--- Start ---
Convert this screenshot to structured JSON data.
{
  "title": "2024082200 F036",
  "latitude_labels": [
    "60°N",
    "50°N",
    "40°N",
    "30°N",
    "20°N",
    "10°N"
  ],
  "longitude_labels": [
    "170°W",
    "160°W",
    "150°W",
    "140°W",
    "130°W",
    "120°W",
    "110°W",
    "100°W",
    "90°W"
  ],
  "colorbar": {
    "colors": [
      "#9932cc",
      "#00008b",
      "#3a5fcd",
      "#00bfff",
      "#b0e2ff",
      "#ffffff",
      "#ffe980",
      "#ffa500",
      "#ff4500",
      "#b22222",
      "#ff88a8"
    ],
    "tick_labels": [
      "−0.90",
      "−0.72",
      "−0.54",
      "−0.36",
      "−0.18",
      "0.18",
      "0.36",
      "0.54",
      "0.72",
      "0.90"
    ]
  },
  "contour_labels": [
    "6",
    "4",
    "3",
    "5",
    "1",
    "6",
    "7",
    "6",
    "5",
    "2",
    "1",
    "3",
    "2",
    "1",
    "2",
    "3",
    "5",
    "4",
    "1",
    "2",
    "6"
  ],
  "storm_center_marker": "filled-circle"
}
--- End ---
## [Exercise]
Extract each entry in full and write it down exactly.

## [Result]
Convert this screenshot to structured JSON data.
{
  "title": "2024082200 F036",
  "latitude_labels": [
    "60°N",
    "50°N",
    "40°N",
    "30°N",
    "20°N",
    "10°N"
  ],
  "longitude_labels": [
    "170°W",
    "160°W",
    "150°W",
    "140°W",
    "130°W",
    "120°W",
    "110°W",
    "100°W",
    "90°W"
  ],
  "colorbar": {
    "colors": [
      "#9932cc",
      "#00008b",
      "#3a5fcd",
      "#00bfff",
      "#b0e2ff",
      "#ffffff",
      "#ffe980",
      "#ffa500",
      "#ff4500",
      "#b22222",
      "#ff88a8"
    ],
    "tick_labels": [
      "−0.90",
      "−0.72",
      "−0.54",
      "−0.36",
      "−0.18",
      "0.18",
      "0.36",
      "0.54",
      "0.72",
      "0.90"
    ]
  },
  "contour_labels": [
    "6",
    "4",
    "3",
    "5",
    "1",
    "6",
    "7",
    "6",
    "5",
    "2",
    "1",
    "3",
    "2",
    "1",
    "2",
    "3",
    "5",
    "4",
    "1",
    "2",
    "6"
  ],
  "storm_center_marker": "filled-circle"
}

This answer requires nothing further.